[Suas tarefas]:
**1.** Liste todos os benefícios da execução penal que o acórdão menciona.
**2.** Por favor, responda com base no acórdão:
(a) Qual órgão julgou o caso?
(b) Que frações da pena a Lei n.º 11.464/07 exige como requisito objetivo para a progressão de regime aos condenados por crimes hediondos?
(c) Em que data a decisão foi publicada?

- Relator(a)
- Ministra Laurita Vaz
- Órgão julgador
- Quinta Turma
- Data do julgamento
- 03/05/2011
- Data de publicação
- 17/05/2011
STJ – Acórdão, Rel. Ministra Laurita Vaz, Quinta Turma, j. 03/05/2011, p. 17/05/2011
HABEAS CORPUS. EXECUÇÃO PENAL. TRÁFICO ILÍCITO DE ENTORPECENTES. FALTA GRAVE CONFIGURADA. INTERRUPÇÃO NA CONTAGEM DO LAPSO TEMPORAL PARA A CONCESSÃO DE BENEFÍCIO DE PROGRESSÃO DE REGIME PRISIONAL. INDEFERIMENTO PELO JUÍZO DAS EXECUÇÕES. LEX GRAVIOR. IRRETROATIVIDADE. REQUISITO OBJETIVO. ART. 112 DA LEI DE EXECUÇÃO PENAL. ORDEM PARCIALMENTE CONCEDIDA. 1. O cometimento de falta grave, embora interrompa o prazo para a obtenção do benefício da progressão de regime, não o faz para fins de concessão dos benefícios de livramento condicional e comutação da pena, por ausência de previsão legal. 2. Súmula n.º 471/STJ: "[o]s condenados por crimes hediondos ou assemelhados cometidos antes da vigência da Lei n. 11.464/2007 sujeitam-se ao disposto no art. 112 da Lei n. 7.210/1984 (Lei de Execução Penal) para a progressão de regime prisional." 3. A exigência do cumprimento de 2/5 (dois quintos) ou de 3/5 (três quintos) da pena imposta, como requisito objetivo para a progressão de regime aos condenados por crimes hediondos, trazida pela Lei n.º 11.464/07, por ser evidentemente mais gravosa, não pode retroagir para prejudicar o réu. 4. Não pode, portanto, o Tribunal a quo, em recurso exclusivo da defesa, agravar a situação do Paciente, ao considerar ausente o pressuposto objetivo e condicionar a análise do requisito subjetivo, violando, assim, o princípio da reformatio in pejus. Precedentes do STJ. 5. Ordem parcialmente concedida, para determinar que o Juízo da Vara das Execuções profira outra decisão, com a adoção do critério objetivo temporal previsto no art. 112 da Lei de Execução Penal, restando a análise do cumprimento subjetivo a seu exclusivo critério e adotando, ainda, o entendimento de que o cometimento de falta grave não interrompe o prazo para fins de concessão de livramento condicional e comutação da pena. (HC n. 175.255/SP, relatora Ministra Laurita Vaz, Quinta Turma, julgado em 3/5/2011, DJe de 17/5/2011.)

[Informações fornecidas]:
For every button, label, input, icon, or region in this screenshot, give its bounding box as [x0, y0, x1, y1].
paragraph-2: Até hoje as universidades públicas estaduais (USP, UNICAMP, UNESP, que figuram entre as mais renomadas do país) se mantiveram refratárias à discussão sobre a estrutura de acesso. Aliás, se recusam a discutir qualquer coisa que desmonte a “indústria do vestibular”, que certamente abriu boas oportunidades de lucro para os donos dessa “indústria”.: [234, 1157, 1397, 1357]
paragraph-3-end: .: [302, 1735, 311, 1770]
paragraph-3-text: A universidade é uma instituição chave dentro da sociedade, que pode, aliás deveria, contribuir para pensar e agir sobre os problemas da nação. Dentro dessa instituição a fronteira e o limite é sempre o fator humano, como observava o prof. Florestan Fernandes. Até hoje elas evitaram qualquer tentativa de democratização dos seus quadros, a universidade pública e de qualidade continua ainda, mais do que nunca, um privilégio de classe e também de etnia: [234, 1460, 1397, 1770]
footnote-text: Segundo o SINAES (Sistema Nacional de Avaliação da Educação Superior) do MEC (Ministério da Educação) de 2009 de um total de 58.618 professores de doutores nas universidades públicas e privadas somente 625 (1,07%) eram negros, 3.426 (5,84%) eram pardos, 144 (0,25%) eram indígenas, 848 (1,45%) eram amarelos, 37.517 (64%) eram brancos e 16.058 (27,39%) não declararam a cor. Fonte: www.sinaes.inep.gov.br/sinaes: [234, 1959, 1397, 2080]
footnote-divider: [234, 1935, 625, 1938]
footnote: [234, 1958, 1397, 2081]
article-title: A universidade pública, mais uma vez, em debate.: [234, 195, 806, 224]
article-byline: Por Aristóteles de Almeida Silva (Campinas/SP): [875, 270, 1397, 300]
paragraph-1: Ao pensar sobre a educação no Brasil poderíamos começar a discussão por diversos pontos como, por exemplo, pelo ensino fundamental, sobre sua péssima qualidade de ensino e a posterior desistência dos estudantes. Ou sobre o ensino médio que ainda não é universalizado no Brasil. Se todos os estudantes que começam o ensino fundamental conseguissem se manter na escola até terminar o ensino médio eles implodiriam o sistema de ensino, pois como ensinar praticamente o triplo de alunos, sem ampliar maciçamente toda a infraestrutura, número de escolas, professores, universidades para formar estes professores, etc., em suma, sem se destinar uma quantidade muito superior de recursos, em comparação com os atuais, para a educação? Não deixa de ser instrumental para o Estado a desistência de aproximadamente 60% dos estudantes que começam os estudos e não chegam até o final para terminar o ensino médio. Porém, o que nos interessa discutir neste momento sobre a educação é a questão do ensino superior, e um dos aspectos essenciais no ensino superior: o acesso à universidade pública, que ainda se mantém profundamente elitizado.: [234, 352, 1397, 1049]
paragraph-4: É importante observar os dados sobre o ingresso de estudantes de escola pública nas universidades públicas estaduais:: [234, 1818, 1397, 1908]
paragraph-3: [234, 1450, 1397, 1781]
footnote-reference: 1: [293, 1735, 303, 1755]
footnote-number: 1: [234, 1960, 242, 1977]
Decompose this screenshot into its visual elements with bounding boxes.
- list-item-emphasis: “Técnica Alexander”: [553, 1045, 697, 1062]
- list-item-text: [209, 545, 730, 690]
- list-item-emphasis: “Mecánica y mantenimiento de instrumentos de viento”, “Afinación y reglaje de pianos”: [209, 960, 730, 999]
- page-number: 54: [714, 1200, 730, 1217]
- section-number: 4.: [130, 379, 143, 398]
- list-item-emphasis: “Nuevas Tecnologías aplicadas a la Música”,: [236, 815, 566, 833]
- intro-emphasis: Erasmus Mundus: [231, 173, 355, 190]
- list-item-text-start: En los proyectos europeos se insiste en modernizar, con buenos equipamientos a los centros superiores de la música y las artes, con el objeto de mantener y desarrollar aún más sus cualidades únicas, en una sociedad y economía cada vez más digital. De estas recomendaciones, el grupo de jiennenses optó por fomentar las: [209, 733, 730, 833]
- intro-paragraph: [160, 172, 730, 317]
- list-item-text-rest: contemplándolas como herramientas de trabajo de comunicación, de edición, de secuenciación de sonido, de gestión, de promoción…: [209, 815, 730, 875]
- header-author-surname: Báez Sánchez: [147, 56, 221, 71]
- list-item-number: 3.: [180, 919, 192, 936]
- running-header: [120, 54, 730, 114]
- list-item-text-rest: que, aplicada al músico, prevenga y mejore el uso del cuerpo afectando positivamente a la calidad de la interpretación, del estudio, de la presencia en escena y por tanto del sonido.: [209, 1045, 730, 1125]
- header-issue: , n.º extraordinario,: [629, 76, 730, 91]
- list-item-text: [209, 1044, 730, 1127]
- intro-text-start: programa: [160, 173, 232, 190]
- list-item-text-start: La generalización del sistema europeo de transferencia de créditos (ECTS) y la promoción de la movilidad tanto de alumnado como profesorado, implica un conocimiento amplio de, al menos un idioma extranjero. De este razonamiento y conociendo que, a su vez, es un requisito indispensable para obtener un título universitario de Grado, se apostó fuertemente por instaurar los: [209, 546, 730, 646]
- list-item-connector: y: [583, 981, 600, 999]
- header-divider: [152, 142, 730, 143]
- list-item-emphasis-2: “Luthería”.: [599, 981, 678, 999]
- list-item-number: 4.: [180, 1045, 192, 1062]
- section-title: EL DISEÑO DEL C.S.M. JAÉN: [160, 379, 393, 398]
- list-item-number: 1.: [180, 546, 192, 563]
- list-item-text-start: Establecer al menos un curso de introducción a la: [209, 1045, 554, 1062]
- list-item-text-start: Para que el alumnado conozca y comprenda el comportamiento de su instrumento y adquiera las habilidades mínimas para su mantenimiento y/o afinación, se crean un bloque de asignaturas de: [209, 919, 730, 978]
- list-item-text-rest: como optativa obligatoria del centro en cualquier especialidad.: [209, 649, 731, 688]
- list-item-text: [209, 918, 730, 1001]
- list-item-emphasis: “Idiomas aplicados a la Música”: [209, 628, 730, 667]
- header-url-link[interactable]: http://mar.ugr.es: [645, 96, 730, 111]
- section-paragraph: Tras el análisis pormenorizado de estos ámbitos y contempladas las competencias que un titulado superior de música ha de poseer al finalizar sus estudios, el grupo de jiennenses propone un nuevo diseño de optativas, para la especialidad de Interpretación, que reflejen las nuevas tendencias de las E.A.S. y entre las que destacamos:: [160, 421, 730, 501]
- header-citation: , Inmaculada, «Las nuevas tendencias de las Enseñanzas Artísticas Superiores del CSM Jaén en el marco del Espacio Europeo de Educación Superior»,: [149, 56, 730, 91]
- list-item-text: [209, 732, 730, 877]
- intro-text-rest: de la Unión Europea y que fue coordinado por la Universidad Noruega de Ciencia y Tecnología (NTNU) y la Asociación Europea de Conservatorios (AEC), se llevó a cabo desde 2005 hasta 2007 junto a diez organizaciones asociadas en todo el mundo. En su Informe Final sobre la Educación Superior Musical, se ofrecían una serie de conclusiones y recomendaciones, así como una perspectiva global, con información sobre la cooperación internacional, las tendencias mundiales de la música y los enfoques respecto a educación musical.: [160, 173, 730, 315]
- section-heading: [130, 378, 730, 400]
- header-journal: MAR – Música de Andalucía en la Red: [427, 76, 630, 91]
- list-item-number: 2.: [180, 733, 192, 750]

[Conjunto de respostas]:
**1.**
Progressão de regime prisional
Livramento condicional
Comutação da pena

**2.**
(a) A Quinta Turma.
(b) 2/5 (dois quintos) ou 3/5 (três quintos) da pena imposta.
(c) Em 17/05/2011.